### [Exercise material]
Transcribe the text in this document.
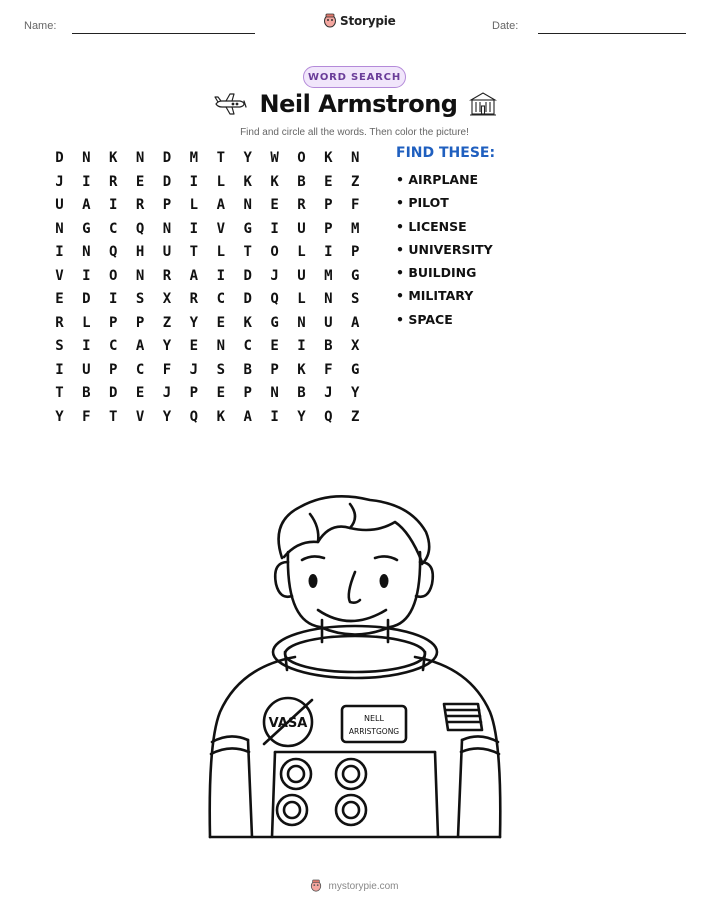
Name:	Storypie	Date:
WORD SEARCH
Neil Armstrong
Find and circle all the words. Then color the picture!
D	N	K	N	D	M	T	Y	W	O	K	N
J	I	R	E	D	I	L	K	K	B	E	Z
U	A	I	R	P	L	A	N	E	R	P	F
N	G	C	Q	N	I	V	G	I	U	P	M
I	N	Q	H	U	T	L	T	O	L	I	P
V	I	O	N	R	A	I	D	J	U	M	G
E	D	I	S	X	R	C	D	Q	L	N	S
R	L	P	P	Z	Y	E	K	G	N	U	A
S	I	C	A	Y	E	N	C	E	I	B	X
I	U	P	C	F	J	S	B	P	K	F	G
T	B	D	E	J	P	E	P	N	B	J	Y
Y	F	T	V	Y	Q	K	A	I	Y	Q	Z
FIND THESE:
• AIRPLANE
• PILOT
• LICENSE
• UNIVERSITY
• BUILDING
• MILITARY
• SPACE
VASA	NELL
ARRISTGONG
mystorypie.com
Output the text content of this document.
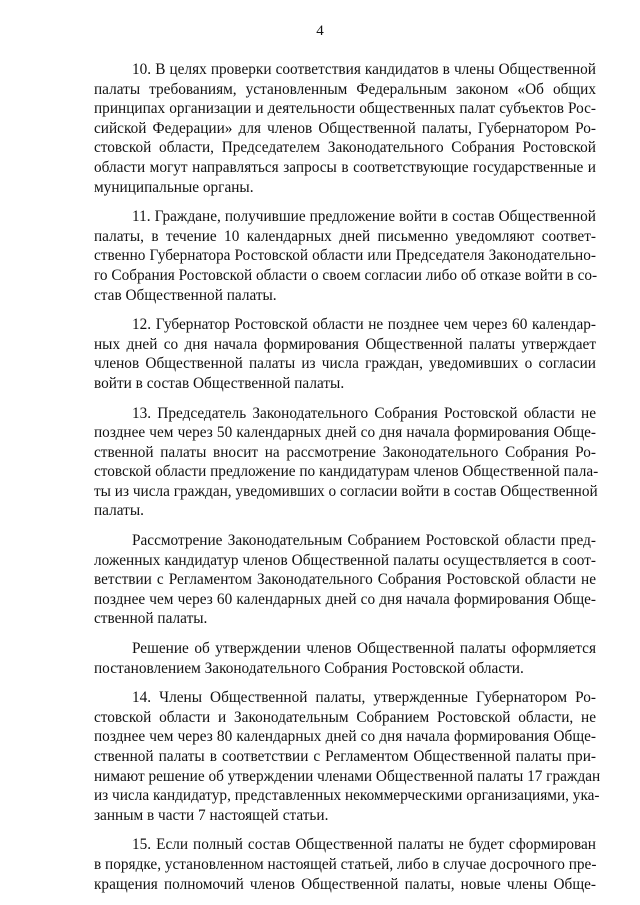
4
10. В целях проверки соответствия кандидатов в члены Общественной
палаты требованиям, установленным Федеральным законом «Об общих
принципах организации и деятельности общественных палат субъектов Рос-
сийской Федерации» для членов Общественной палаты, Губернатором Ро-
стовской области, Председателем Законодательного Собрания Ростовской
области могут направляться запросы в соответствующие государственные и
муниципальные органы.
11. Граждане, получившие предложение войти в состав Общественной
палаты, в течение 10 календарных дней письменно уведомляют соответ-
ственно Губернатора Ростовской области или Председателя Законодательно-
го Собрания Ростовской области о своем согласии либо об отказе войти в со-
став Общественной палаты.
12. Губернатор Ростовской области не позднее чем через 60 календар-
ных дней со дня начала формирования Общественной палаты утверждает
членов Общественной палаты из числа граждан, уведомивших о согласии
войти в состав Общественной палаты.
13. Председатель Законодательного Собрания Ростовской области не
позднее чем через 50 календарных дней со дня начала формирования Обще-
ственной палаты вносит на рассмотрение Законодательного Собрания Ро-
стовской области предложение по кандидатурам членов Общественной пала-
ты из числа граждан, уведомивших о согласии войти в состав Общественной
палаты.
Рассмотрение Законодательным Собранием Ростовской области пред-
ложенных кандидатур членов Общественной палаты осуществляется в соот-
ветствии с Регламентом Законодательного Собрания Ростовской области не
позднее чем через 60 календарных дней со дня начала формирования Обще-
ственной палаты.
Решение об утверждении членов Общественной палаты оформляется
постановлением Законодательного Собрания Ростовской области.
14. Члены Общественной палаты, утвержденные Губернатором Ро-
стовской области и Законодательным Собранием Ростовской области, не
позднее чем через 80 календарных дней со дня начала формирования Обще-
ственной палаты в соответствии с Регламентом Общественной палаты при-
нимают решение об утверждении членами Общественной палаты 17 граждан
из числа кандидатур, представленных некоммерческими организациями, ука-
занным в части 7 настоящей статьи.
15. Если полный состав Общественной палаты не будет сформирован
в порядке, установленном настоящей статьей, либо в случае досрочного пре-
кращения полномочий членов Общественной палаты, новые члены Обще-
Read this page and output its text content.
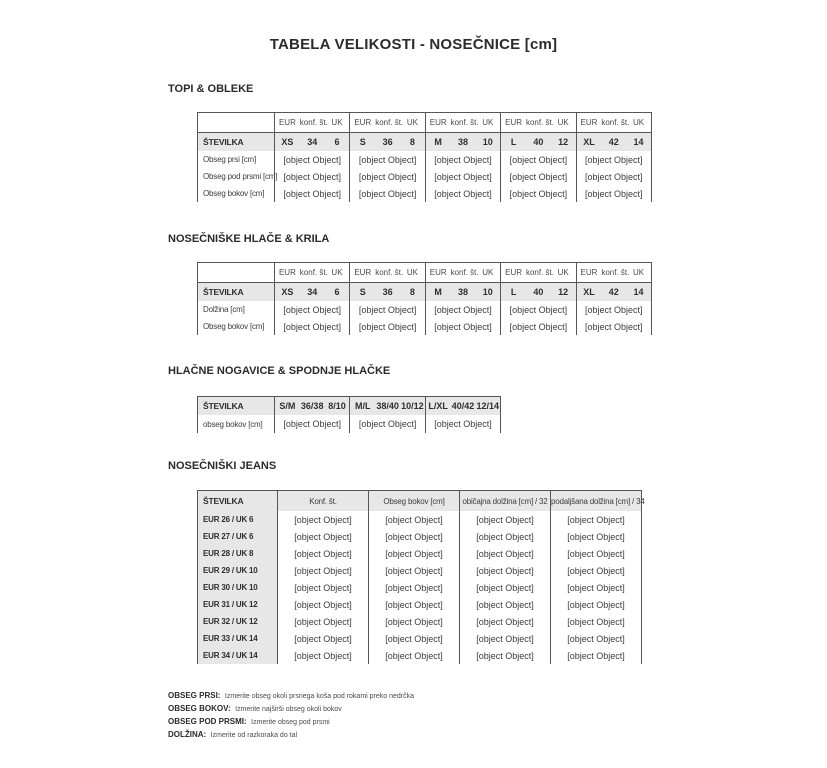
TABELA VELIKOSTI - NOSEČNICE [cm]
TOPI & OBLEKE
	EUR	konf. št.	UK	EUR	konf. št.	UK	EUR	konf. št.	UK	EUR	konf. št.	UK	EUR	konf. št.	UK
ŠTEVILKA	XS	34	6	S	36	8	M	38	10	L	40	12	XL	42	14
Obseg prsi [cm]	[object Object]			[object Object]			[object Object]			[object Object]			[object Object]		
Obseg pod prsmi [cm]	[object Object]			[object Object]			[object Object]			[object Object]			[object Object]		
Obseg bokov [cm]	[object Object]			[object Object]			[object Object]			[object Object]			[object Object]		
NOSEČNIŠKE HLAČE & KRILA
	EUR	konf. št.	UK	EUR	konf. št.	UK	EUR	konf. št.	UK	EUR	konf. št.	UK	EUR	konf. št.	UK
ŠTEVILKA	XS	34	6	S	36	8	M	38	10	L	40	12	XL	42	14
Dolžina [cm]	[object Object]			[object Object]			[object Object]			[object Object]			[object Object]		
Obseg bokov [cm]	[object Object]			[object Object]			[object Object]			[object Object]			[object Object]		
HLAČNE NOGAVICE & SPODNJE HLAČKE
ŠTEVILKA	S/M	36/38	8/10	M/L	38/40	10/12	L/XL	40/42	12/14
obseg bokov [cm]	[object Object]			[object Object]			[object Object]		
NOSEČNIŠKI JEANS
ŠTEVILKA	Konf. št.	Obseg bokov [cm]	običajna dolžina [cm] / 32	podaljšana dolžina [cm] / 34
EUR 26 / UK 6	[object Object]	[object Object]	[object Object]	[object Object]
EUR 27 / UK 6	[object Object]	[object Object]	[object Object]	[object Object]
EUR 28 / UK 8	[object Object]	[object Object]	[object Object]	[object Object]
EUR 29 / UK 10	[object Object]	[object Object]	[object Object]	[object Object]
EUR 30 / UK 10	[object Object]	[object Object]	[object Object]	[object Object]
EUR 31 / UK 12	[object Object]	[object Object]	[object Object]	[object Object]
EUR 32 / UK 12	[object Object]	[object Object]	[object Object]	[object Object]
EUR 33 / UK 14	[object Object]	[object Object]	[object Object]	[object Object]
EUR 34 / UK 14	[object Object]	[object Object]	[object Object]	[object Object]
OBSEG PRSI: Izmerite obseg okoli prsnega koša pod rokami preko nedrčka
OBSEG BOKOV: Izmerite najširši obseg okoli bokov
OBSEG POD PRSMI: Izmerite obseg pod prsmi
DOLŽINA: Izmerite od razkoraka do tal
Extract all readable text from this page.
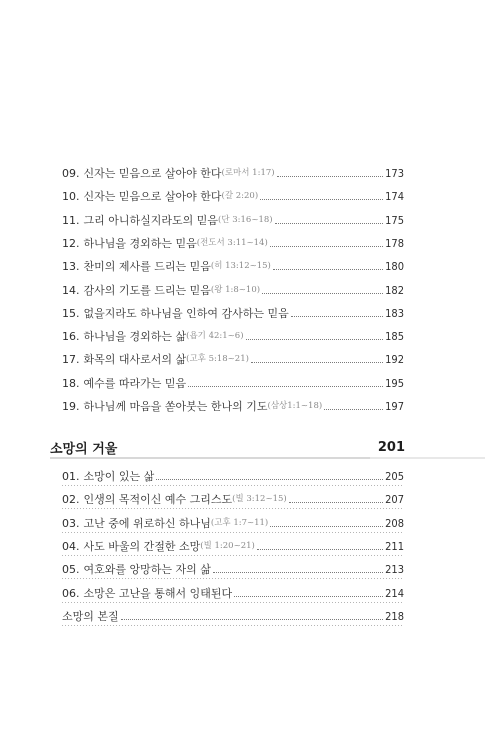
09. 신자는 믿음으로 살아야 한다 (로마서 1:17)	173
10. 신자는 믿음으로 살아야 한다 (갈 2:20)	174
11. 그리 아니하실지라도의 믿음 (단 3:16~18)	175
12. 하나님을 경외하는 믿음 (전도서 3:11~14)	178
13. 찬미의 제사를 드리는 믿음 (히 13:12~15)	180
14. 감사의 기도를 드리는 믿음 (왕 1:8~10)	182
15. 없을지라도 하나님을 인하여 감사하는 믿음	183
16. 하나님을 경외하는 삶 (욥기 42:1~6)	185
17. 화목의 대사로서의 삶 (고후 5:18~21)	192
18. 예수를 따라가는 믿음	195
19. 하나님께 마음을 쏟아붓는 한나의 기도 (삼상1:1~18)	197
소망의 거울	201
01. 소망이 있는 삶	205
02. 인생의 목적이신 예수 그리스도 (빌 3:12~15)	207
03. 고난 중에 위로하신 하나님 (고후 1:7~11)	208
04. 사도 바울의 간절한 소망 (빌 1:20~21)	211
05. 여호와를 앙망하는 자의 삶	213
06. 소망은 고난을 통해서 잉태된다	214
소망의 본질	218
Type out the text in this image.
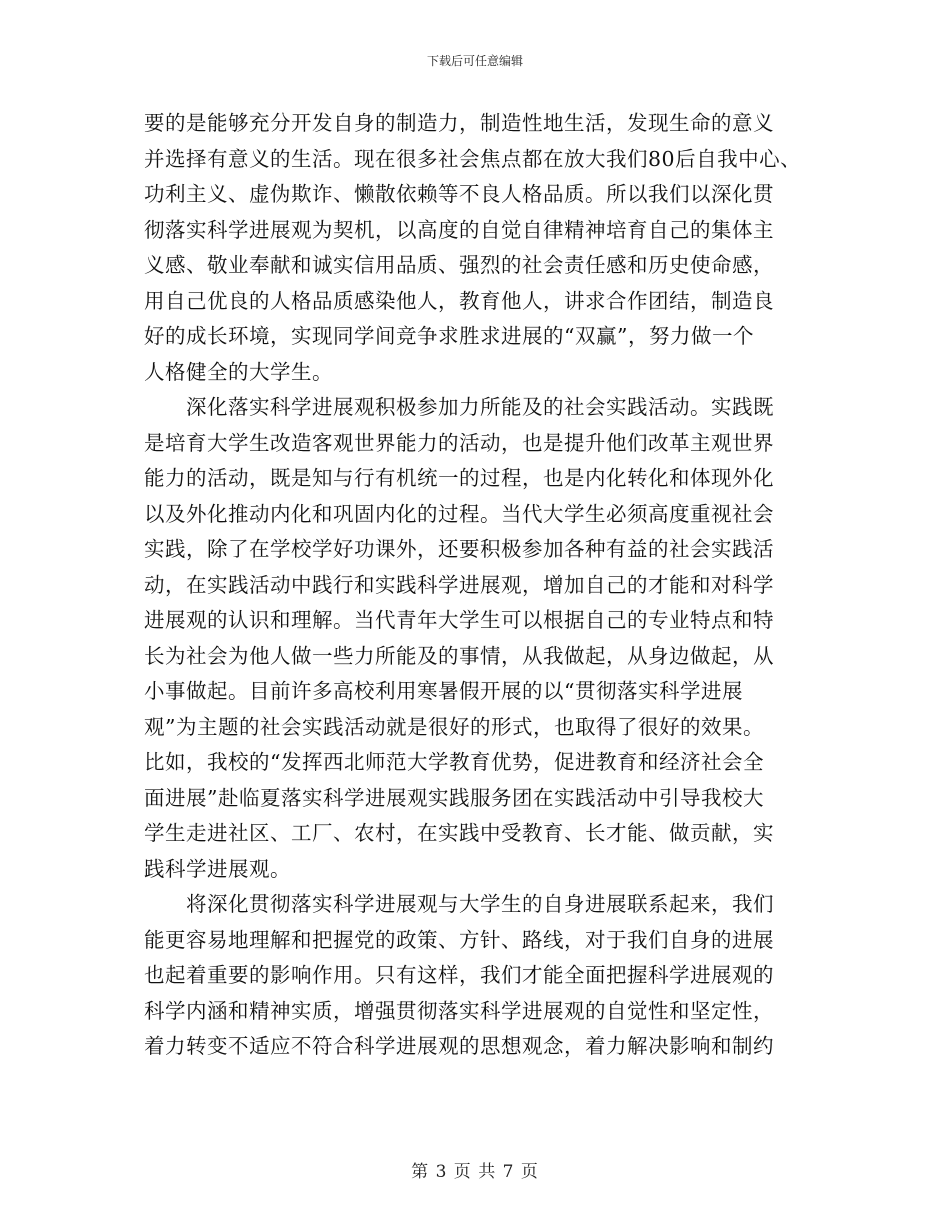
下载后可任意编辑
要的是能够充分开发自身的制造力，制造性地生活，发现生命的意义
并选择有意义的生活。现在很多社会焦点都在放大我们80后自我中心、
功利主义、虚伪欺诈、懒散依赖等不良人格品质。所以我们以深化贯
彻落实科学进展观为契机，以高度的自觉自律精神培育自己的集体主
义感、敬业奉献和诚实信用品质、强烈的社会责任感和历史使命感，
用自己优良的人格品质感染他人，教育他人，讲求合作团结，制造良
好的成长环境，实现同学间竞争求胜求进展的“双赢”，努力做一个
人格健全的大学生。
深化落实科学进展观积极参加力所能及的社会实践活动。实践既
是培育大学生改造客观世界能力的活动，也是提升他们改革主观世界
能力的活动，既是知与行有机统一的过程，也是内化转化和体现外化
以及外化推动内化和巩固内化的过程。当代大学生必须高度重视社会
实践，除了在学校学好功课外，还要积极参加各种有益的社会实践活
动，在实践活动中践行和实践科学进展观，增加自己的才能和对科学
进展观的认识和理解。当代青年大学生可以根据自己的专业特点和特
长为社会为他人做一些力所能及的事情，从我做起，从身边做起，从
小事做起。目前许多高校利用寒暑假开展的以“贯彻落实科学进展
观”为主题的社会实践活动就是很好的形式，也取得了很好的效果。
比如，我校的“发挥西北师范大学教育优势，促进教育和经济社会全
面进展”赴临夏落实科学进展观实践服务团在实践活动中引导我校大
学生走进社区、工厂、农村，在实践中受教育、长才能、做贡献，实
践科学进展观。
将深化贯彻落实科学进展观与大学生的自身进展联系起来，我们
能更容易地理解和把握党的政策、方针、路线，对于我们自身的进展
也起着重要的影响作用。只有这样，我们才能全面把握科学进展观的
科学内涵和精神实质，增强贯彻落实科学进展观的自觉性和坚定性，
着力转变不适应不符合科学进展观的思想观念，着力解决影响和制约
第 3 页 共 7 页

### [Requirements]
Look through the data and show every line containing "состав".

### [Solution for this exercise]
11. Граждане, получившие предложение войти в состав Общественной
войти в состав Общественной палаты.
ты из числа граждан, уведомивших о согласии войти в состав Общественной
15. Если полный состав Общественной палаты не будет сформирован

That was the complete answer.